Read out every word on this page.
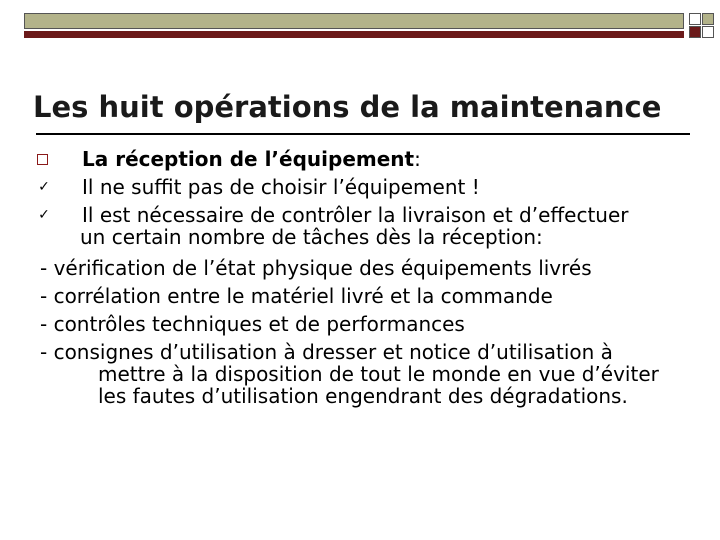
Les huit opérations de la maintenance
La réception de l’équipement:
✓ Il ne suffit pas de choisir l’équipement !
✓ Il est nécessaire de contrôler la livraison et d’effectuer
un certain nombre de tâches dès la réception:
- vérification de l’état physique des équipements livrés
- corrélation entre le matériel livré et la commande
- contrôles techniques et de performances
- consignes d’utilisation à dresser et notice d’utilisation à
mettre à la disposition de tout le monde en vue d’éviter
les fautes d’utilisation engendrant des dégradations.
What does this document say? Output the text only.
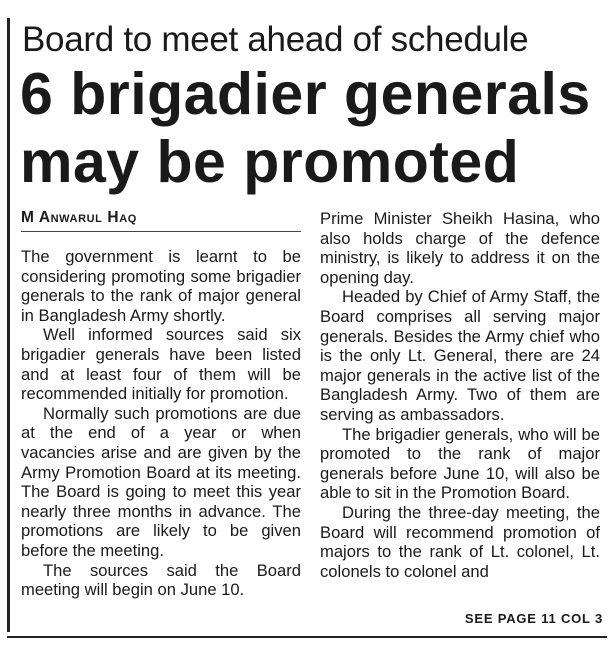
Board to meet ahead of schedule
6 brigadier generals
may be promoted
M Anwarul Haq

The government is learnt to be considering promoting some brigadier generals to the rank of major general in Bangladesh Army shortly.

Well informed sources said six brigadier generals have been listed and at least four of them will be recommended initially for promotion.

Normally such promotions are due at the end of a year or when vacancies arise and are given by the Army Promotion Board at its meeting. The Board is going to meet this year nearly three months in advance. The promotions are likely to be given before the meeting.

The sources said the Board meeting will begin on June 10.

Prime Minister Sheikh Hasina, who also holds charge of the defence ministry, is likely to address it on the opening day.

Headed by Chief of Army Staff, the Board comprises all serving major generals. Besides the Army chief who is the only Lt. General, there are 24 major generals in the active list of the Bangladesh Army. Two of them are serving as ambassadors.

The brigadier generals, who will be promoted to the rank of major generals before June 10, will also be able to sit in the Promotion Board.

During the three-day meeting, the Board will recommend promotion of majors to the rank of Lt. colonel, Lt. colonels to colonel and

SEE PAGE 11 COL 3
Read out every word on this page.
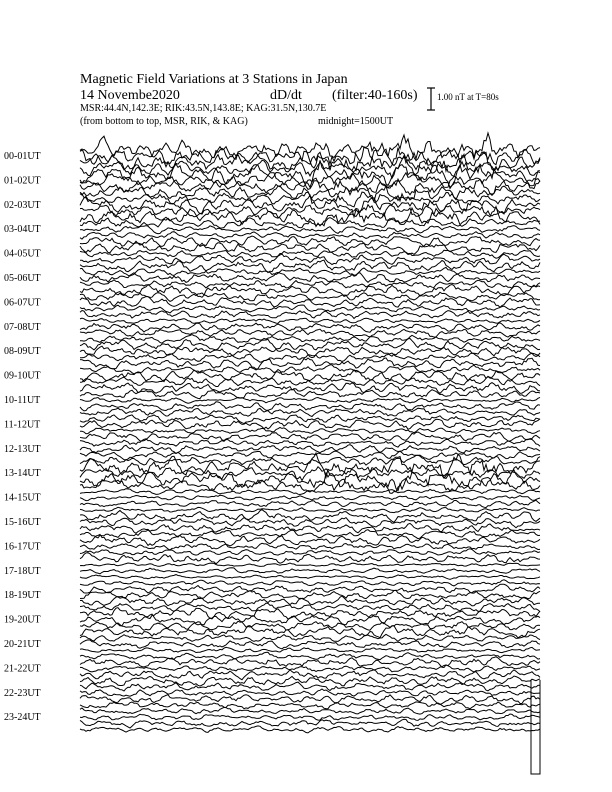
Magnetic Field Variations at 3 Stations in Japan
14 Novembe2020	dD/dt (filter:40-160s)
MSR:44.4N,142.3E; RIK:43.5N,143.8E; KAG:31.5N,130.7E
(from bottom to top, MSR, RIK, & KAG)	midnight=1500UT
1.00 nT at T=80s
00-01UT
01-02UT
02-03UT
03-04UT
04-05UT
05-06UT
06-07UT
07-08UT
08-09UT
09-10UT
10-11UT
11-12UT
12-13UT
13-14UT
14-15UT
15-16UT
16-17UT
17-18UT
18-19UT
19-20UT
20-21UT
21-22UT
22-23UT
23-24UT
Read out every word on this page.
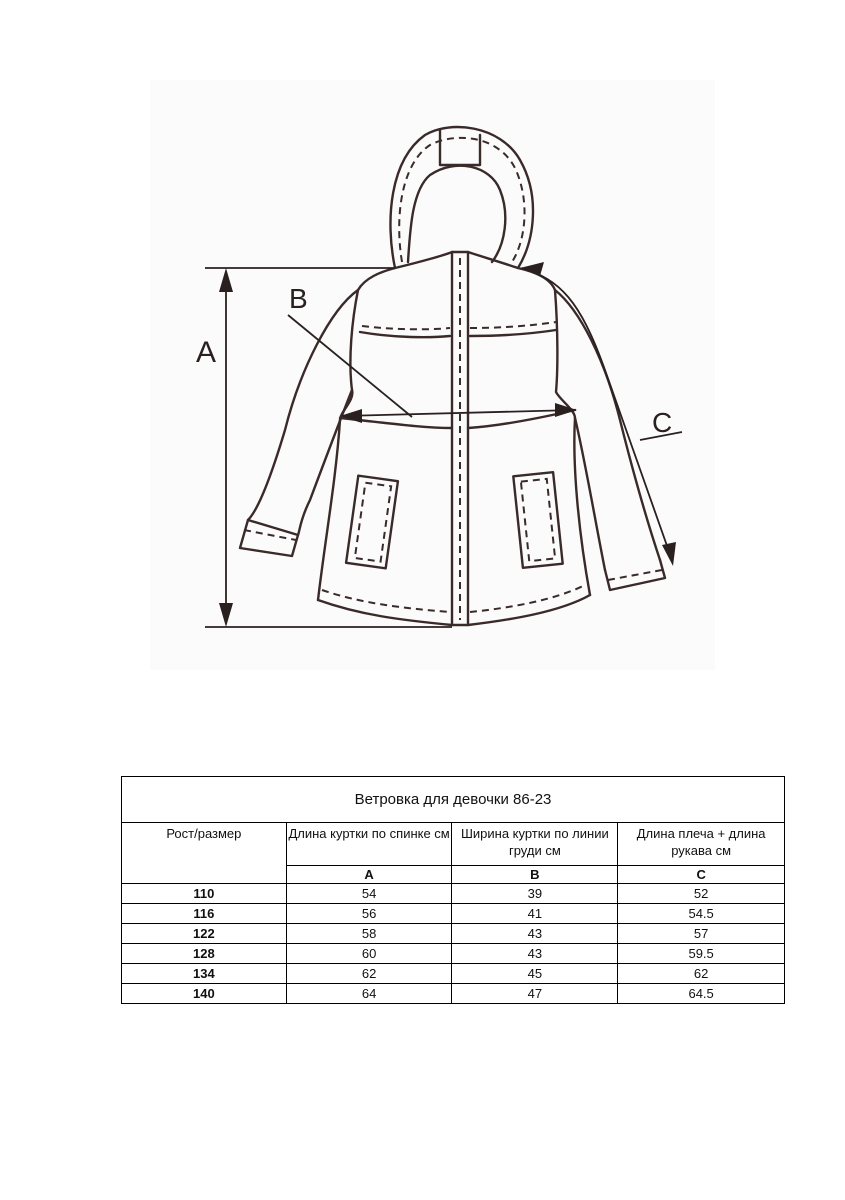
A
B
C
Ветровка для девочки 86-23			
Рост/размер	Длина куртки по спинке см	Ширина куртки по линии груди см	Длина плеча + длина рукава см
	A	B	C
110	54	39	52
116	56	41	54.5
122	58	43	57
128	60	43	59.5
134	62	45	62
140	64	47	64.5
--*--
Problem to work on: Copy each line that holds the word "will".

Written solution:
Well informed sources said six brigadier generals have been listed and at least four of them will be recommended initially for promotion.
The sources said the Board meeting will begin on June 10.
The brigadier generals, who will be promoted to the rank of major generals before June 10, will also be able to sit in the Promotion Board.
During the three-day meeting, the Board will recommend promotion of majors to the rank of Lt. colonel, Lt. colonels to colonel and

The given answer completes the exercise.